AUFTRAG 1 -
Nenne alle Zeitungen, die im Überblicksabsatz der Presseschau genannt werden, also im Absatz, der mit „16.04.2008.“ beginnt.
AUFTRAG 2 -
Schreibe aus der Presseschau den Abschnitt von „16.04.2008. In der“ bis einschließlich „gegen die Heidi-Klum-Welt.“ wortgetreu ab.

TEXT DER PRESSESCHAU -
────────────────────────────────────────
Heute in den Feuilletons

England gehört jetzt mir, Baby!

Die kommentierte Kulturpresseschau. Wochentags um 9 Uhr, sonnabends um 10 Uhr.
16.04.2008. In der Berliner Zeitung erklärt der Countertenor Philippe Jaroussky, warum er sich beim Anblick einer Bach-Partitur völlig kastriert fühlt. In der Welt beobachtet Benjamin von Stuckrad-Barre Claus Peymann und Roger Willemsen beim radikal kleingeschriebenen Denken. Die NZZ besucht die Frauensektionen in saudiarabischen Literaturvereinen. Die FR träumt vom Skelett einer Prostituierten. In der taz findet Hanif Kureishi Deutschland nicht dunkel genug. Die SZ sieht in Charlotte Roches Roman "Feuchtgebiete" einen Protest gegen die Heidi-Klum-Welt.

Berliner Zeitung, 16.04.2008

Im Interview spricht der Countertenor Philippe Jaroussky über die Gesangskunst der Kastraten und über die sehr unterschiedlichen Freiheitsgrade, die die Barockkomponisten dem Sänger lassen: "Halten Sie mal Vivaldi und Händel, besser noch Bach nebeneinander. Wenn Sie eine Bach-Partitur sehen, fühlen Sie sich bloß vom Anblick schon völlig kastriert und denken: 'Wenn ich nur singe, was dasteht, wäre das schon gut'. In der Matthäus-Passion, die Arie 'Erbarme dich, mein Gott!' - das ist so schwer. Sie haben immer das Gefühl, dem nie völlig zu genügen. Aber bei Vivaldi gibt es diesen Druck nicht in dem Maße. Ich vergleiche Vivaldi immer mit einer Flasche Champagner und Händel mit einem guten Rotwein. Das trinkt man nicht auf gleiche Weise. Bei Vivaldi können Sie ganz exzentrisch werden. Er verlangt das sogar vom Sänger. Händel aber fordert vom Sänger, genau aufs Orchester zu hören: Was machen die Bläser, die Streicher? Wie entwickelt sich die Harmonik?"
────────────────────────────────────────
AUSGANGSDATEN -
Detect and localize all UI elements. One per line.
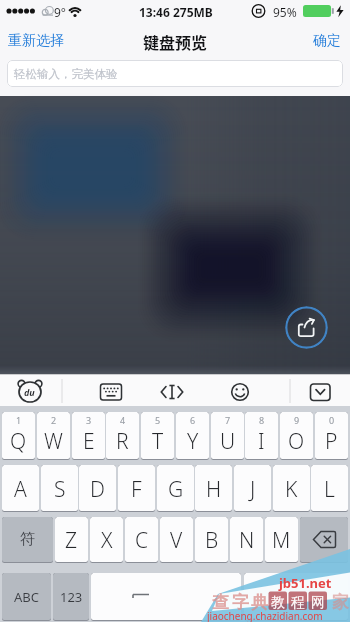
────────────────────────────────────────
ANTWORT 1 -
Berliner Zeitung, Welt, NZZ, FR, taz, SZ

ANTWORT 2 -
16.04.2008. In der Berliner Zeitung erklärt der Countertenor Philippe Jaroussky, warum er sich beim Anblick einer Bach-Partitur völlig kastriert fühlt. In der Welt beobachtet Benjamin von Stuckrad-Barre Claus Peymann und Roger Willemsen beim radikal kleingeschriebenen Denken. Die NZZ besucht die Frauensektionen in saudiarabischen Literaturvereinen. Die FR träumt vom Skelett einer Prostituierten. In der taz findet Hanif Kureishi Deutschland nicht dunkel genug. Die SZ sieht in Charlotte Roches Roman "Feuchtgebiete" einen Protest gegen die Heidi-Klum-Welt.